- GIVEN EXERCISE -
Find the lines containing the word "ParticleAndScratchDetect" and copy every one of them.

____

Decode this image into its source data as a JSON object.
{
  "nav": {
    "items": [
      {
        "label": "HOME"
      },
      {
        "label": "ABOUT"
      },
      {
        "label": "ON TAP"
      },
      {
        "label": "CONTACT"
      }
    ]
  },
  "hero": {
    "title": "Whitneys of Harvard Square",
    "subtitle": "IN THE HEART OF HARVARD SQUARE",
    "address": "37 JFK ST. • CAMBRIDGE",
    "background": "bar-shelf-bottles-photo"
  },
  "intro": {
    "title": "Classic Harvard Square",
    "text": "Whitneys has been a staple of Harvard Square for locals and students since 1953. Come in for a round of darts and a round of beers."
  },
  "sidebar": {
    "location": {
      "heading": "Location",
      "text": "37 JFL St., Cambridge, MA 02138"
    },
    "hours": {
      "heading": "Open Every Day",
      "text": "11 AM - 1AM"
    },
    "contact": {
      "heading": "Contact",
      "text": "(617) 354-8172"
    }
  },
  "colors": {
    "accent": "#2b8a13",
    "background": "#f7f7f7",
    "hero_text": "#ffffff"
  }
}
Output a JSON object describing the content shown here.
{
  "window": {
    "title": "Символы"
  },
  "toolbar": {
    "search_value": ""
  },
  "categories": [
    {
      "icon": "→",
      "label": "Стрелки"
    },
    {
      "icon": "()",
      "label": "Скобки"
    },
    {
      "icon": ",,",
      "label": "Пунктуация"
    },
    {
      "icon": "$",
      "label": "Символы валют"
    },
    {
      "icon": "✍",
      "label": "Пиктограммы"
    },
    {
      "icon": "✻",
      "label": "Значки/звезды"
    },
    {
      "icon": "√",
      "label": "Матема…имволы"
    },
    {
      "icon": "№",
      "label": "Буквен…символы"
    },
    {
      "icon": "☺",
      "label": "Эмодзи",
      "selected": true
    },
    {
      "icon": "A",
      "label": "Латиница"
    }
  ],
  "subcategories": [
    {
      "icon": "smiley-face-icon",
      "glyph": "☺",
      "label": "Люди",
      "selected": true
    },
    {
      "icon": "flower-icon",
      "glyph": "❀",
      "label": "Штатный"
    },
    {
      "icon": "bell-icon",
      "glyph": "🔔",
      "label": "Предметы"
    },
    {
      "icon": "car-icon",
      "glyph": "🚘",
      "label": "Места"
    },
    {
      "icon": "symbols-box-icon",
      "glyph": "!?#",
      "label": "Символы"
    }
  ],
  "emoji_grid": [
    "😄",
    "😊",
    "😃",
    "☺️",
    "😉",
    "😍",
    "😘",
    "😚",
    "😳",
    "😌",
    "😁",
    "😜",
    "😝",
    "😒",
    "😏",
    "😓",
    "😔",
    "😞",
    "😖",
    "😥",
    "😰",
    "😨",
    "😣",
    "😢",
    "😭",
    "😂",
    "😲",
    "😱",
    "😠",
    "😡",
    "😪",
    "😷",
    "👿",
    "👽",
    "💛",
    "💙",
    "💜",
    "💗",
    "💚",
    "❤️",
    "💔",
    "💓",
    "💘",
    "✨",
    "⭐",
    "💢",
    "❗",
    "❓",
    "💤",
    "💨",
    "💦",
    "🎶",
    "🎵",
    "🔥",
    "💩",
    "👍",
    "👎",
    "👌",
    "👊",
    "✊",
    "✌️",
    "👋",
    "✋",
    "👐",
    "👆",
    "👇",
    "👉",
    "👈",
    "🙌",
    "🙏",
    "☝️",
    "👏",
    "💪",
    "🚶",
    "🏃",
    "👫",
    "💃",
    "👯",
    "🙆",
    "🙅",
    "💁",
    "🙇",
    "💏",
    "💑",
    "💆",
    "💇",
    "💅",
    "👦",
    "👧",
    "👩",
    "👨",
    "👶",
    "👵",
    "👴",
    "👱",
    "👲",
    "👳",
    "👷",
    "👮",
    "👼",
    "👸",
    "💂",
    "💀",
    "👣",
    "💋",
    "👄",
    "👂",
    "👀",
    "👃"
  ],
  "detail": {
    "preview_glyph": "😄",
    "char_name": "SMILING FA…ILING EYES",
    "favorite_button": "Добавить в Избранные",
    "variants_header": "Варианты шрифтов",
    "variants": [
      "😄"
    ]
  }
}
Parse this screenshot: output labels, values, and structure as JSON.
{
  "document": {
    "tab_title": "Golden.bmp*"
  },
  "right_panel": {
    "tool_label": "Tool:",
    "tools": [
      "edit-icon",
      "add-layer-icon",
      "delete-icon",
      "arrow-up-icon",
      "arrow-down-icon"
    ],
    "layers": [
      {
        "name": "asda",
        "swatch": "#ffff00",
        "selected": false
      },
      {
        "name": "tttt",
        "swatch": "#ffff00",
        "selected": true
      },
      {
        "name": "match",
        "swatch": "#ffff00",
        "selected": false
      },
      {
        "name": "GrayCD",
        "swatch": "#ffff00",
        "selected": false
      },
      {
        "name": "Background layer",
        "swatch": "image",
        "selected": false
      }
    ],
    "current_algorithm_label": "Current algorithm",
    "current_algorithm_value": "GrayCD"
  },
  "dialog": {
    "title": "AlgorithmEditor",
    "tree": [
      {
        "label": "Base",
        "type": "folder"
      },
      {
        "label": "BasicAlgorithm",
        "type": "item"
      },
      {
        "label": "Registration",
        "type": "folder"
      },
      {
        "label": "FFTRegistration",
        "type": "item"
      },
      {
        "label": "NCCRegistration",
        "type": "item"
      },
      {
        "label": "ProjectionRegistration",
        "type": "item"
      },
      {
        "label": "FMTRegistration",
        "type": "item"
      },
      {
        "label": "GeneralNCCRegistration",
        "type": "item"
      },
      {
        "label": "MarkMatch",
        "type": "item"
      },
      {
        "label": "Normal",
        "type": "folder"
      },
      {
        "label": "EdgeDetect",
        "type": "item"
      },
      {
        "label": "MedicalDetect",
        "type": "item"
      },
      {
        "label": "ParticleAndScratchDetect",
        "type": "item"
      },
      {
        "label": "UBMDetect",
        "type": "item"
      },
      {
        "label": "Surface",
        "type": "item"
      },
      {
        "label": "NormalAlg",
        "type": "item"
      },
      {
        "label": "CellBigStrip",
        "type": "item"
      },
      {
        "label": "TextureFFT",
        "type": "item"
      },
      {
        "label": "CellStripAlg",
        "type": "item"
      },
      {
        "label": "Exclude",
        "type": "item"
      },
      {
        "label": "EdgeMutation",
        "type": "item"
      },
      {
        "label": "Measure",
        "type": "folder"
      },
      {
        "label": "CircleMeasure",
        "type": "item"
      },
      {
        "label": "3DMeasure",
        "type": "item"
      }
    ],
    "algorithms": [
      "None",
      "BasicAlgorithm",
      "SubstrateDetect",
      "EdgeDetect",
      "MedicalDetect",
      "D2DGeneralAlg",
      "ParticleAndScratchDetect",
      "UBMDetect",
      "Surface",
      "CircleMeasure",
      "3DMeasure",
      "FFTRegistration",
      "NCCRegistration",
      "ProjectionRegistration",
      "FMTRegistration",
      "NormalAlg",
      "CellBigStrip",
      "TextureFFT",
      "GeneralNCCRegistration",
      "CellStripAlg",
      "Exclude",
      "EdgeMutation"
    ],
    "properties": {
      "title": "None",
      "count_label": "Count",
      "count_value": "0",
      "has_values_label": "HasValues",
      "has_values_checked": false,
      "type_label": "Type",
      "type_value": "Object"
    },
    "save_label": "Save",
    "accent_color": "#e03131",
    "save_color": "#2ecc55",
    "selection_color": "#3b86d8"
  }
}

____

- EXERCISE OUTPUT -
        "label": "ParticleAndScratchDetect",
      "ParticleAndScratchDetect",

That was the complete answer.